### Request:
Copy out each line below that has the word "this" in it.

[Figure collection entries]
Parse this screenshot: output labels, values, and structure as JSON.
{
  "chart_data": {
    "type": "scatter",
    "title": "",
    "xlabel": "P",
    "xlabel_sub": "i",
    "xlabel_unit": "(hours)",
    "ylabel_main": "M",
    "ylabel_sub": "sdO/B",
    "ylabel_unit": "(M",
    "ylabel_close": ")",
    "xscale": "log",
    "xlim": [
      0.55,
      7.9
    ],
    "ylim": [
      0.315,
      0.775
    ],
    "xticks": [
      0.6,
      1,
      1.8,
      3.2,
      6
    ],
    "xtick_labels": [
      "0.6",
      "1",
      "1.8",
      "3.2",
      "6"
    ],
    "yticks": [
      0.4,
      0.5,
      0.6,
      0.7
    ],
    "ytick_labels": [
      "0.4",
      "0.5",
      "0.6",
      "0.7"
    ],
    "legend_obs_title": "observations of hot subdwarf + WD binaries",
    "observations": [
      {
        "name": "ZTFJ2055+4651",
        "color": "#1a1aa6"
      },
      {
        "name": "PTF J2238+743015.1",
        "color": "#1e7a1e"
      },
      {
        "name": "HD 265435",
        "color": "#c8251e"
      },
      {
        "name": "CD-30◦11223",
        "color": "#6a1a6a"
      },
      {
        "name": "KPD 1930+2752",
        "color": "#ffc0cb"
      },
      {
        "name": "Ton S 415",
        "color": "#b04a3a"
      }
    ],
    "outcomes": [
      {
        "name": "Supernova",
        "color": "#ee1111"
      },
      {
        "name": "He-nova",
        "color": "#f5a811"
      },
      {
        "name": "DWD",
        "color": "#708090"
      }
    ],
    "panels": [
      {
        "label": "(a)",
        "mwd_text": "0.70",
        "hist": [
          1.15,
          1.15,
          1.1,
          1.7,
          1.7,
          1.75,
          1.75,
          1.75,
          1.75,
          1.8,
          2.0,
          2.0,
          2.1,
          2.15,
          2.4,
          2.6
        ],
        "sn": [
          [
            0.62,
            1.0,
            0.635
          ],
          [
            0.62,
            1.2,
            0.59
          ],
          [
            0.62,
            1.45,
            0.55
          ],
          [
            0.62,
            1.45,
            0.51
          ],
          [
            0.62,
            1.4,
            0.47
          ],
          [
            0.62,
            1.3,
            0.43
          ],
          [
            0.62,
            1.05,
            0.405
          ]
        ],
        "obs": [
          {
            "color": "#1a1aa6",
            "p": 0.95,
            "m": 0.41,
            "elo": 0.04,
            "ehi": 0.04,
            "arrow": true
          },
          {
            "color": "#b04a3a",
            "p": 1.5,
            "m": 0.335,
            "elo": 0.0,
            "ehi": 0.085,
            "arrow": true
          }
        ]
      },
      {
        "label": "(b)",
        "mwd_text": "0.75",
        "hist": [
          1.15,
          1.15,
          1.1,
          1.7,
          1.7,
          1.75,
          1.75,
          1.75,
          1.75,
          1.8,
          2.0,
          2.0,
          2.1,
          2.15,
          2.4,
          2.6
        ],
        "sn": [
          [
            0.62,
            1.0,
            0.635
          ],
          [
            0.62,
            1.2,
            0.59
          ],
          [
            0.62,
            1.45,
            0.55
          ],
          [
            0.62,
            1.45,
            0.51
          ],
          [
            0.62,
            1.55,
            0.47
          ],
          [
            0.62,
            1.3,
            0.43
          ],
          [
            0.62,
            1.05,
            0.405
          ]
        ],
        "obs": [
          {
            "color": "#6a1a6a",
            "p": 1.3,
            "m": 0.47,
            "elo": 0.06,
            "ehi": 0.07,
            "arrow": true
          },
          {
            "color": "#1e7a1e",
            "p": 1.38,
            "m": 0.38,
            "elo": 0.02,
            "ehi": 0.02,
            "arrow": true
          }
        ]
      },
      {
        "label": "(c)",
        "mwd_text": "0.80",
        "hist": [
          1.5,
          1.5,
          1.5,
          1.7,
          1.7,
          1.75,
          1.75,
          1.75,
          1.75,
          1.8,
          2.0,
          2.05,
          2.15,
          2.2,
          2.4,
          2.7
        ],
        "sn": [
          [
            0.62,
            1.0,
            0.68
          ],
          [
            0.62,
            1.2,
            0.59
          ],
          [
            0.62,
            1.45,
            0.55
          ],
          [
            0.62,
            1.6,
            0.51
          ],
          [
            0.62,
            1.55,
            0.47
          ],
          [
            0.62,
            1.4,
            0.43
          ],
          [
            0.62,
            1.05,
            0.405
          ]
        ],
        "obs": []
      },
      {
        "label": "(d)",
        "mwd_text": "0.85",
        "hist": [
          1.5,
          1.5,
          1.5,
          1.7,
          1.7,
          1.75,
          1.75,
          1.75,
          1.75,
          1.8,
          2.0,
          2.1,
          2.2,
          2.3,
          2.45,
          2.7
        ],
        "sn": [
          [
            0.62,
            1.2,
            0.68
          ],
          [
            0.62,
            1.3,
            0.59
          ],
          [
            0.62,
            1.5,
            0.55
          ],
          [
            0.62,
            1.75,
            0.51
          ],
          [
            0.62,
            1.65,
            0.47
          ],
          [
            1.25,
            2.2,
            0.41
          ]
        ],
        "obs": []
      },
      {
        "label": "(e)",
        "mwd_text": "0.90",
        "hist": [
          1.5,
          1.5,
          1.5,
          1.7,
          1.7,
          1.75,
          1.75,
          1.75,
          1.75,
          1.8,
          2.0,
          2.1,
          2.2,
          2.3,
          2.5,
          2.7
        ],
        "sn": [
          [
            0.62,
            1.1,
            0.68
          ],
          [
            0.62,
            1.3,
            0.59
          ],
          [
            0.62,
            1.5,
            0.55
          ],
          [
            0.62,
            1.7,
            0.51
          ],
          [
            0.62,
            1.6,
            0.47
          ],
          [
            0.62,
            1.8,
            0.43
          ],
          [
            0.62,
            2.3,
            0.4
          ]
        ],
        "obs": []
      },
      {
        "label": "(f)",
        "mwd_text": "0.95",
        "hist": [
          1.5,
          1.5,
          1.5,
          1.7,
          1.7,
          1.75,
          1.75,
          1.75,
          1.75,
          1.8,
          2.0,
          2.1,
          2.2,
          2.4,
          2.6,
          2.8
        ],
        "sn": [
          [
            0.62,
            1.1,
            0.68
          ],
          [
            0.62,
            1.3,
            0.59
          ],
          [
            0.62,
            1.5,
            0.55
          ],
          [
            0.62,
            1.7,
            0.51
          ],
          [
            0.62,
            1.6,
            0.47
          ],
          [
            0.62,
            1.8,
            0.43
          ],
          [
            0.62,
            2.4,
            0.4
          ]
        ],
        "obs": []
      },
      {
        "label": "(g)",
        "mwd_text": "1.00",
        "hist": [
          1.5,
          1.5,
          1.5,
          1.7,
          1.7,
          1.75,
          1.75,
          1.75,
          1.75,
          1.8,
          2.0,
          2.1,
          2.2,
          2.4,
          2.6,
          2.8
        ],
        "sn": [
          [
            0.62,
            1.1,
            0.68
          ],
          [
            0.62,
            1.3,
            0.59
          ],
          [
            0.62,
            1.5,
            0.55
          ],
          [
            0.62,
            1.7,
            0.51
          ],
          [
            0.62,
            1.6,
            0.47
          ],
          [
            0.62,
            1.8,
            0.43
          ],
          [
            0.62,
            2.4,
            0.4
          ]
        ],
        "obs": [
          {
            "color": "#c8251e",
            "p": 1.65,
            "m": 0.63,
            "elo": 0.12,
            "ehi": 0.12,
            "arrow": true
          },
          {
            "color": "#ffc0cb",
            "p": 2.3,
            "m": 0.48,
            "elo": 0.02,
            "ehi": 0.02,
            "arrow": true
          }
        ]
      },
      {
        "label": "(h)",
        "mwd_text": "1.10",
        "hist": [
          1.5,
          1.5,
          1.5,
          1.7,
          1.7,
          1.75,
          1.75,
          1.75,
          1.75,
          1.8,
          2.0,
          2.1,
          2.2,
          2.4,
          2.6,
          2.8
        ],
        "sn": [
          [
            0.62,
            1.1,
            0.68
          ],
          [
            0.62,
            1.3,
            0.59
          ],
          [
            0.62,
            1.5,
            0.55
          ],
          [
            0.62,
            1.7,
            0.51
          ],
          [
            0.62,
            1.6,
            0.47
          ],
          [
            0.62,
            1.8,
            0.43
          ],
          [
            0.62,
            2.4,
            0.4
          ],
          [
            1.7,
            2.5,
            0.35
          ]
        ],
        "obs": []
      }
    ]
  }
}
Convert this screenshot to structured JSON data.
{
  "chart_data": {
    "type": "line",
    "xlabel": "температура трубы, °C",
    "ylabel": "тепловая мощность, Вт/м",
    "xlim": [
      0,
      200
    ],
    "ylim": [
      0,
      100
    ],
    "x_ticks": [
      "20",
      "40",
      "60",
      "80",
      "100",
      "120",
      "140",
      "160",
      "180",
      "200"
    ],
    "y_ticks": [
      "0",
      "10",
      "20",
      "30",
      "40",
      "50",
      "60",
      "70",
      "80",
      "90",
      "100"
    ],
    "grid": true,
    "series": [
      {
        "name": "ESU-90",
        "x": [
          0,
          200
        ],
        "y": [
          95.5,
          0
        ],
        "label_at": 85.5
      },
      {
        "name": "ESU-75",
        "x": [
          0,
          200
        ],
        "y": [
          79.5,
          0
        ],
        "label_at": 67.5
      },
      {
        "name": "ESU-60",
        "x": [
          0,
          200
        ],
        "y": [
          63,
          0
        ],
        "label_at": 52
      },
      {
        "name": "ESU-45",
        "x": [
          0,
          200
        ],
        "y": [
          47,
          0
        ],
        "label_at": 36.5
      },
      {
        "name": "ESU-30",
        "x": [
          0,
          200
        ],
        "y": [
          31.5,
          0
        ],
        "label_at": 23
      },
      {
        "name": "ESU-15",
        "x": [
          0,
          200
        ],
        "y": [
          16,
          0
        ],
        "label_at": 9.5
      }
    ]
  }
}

### Output:
Parse this screenshot: output labels, values, and structure as JSON.
Convert this screenshot to structured JSON data.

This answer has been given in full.